* RECORDS SUPPLIED *
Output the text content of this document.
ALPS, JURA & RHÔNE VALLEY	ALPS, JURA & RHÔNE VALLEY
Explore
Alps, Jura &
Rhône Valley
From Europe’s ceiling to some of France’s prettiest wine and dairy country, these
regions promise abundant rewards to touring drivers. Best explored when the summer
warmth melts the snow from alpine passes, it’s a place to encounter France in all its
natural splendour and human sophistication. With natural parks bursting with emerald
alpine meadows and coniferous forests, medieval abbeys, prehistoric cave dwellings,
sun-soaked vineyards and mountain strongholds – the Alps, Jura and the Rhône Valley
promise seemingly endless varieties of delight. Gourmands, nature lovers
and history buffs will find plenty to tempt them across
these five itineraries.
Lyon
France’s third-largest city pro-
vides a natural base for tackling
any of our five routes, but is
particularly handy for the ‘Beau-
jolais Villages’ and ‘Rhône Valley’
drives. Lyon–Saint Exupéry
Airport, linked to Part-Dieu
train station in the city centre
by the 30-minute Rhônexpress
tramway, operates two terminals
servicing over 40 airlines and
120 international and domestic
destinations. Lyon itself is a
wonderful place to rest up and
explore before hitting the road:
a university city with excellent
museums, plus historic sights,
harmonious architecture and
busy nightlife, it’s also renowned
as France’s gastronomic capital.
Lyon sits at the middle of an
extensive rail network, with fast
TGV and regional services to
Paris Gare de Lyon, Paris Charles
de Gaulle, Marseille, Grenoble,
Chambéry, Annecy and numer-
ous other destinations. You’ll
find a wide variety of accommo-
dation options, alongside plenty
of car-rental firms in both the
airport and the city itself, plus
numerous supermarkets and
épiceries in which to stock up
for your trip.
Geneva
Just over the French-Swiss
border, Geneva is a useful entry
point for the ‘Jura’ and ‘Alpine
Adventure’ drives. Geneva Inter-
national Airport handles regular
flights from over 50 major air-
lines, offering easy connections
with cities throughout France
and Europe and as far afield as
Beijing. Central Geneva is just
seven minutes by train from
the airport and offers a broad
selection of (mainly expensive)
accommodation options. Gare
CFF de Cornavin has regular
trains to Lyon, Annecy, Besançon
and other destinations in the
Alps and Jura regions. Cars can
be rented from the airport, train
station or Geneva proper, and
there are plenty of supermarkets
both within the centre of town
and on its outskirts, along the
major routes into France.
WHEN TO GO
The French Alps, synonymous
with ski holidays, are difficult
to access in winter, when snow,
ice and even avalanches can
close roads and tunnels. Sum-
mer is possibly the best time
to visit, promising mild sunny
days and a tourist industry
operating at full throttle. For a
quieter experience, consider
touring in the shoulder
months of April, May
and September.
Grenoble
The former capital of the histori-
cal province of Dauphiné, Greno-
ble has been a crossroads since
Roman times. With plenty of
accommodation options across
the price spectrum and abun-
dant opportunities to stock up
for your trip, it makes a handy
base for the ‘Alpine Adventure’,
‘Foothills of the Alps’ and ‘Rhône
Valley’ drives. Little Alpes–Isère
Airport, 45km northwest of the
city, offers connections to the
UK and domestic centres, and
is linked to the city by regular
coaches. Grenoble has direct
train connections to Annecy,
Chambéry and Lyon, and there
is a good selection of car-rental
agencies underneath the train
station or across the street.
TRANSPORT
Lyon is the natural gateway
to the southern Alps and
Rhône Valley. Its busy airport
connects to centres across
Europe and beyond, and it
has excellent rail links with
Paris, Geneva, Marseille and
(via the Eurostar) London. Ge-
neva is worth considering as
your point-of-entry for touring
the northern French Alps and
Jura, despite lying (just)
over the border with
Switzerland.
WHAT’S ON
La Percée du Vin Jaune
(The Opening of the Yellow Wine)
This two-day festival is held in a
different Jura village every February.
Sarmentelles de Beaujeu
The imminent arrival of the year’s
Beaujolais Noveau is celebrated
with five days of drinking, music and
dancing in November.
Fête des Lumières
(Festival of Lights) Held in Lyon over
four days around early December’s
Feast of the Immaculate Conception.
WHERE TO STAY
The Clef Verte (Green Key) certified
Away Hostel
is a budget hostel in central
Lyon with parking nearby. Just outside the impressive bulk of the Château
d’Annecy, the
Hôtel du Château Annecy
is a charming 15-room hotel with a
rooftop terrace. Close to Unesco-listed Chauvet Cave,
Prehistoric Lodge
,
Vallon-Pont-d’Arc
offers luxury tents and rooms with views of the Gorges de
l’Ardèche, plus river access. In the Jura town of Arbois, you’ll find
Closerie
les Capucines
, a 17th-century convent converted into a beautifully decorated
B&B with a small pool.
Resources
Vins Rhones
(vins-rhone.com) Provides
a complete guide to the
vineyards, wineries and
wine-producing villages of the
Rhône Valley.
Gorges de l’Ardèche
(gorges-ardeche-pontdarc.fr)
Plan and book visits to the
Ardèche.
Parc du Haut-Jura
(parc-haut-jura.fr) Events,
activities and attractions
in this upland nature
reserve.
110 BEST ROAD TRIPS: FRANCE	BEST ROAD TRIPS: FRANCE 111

* GOAL *
Where a line in the material contains "station", copy that line.

* EXPECTED ANSWER *
train station in the city centre
station or Geneva proper, and
station or across the street.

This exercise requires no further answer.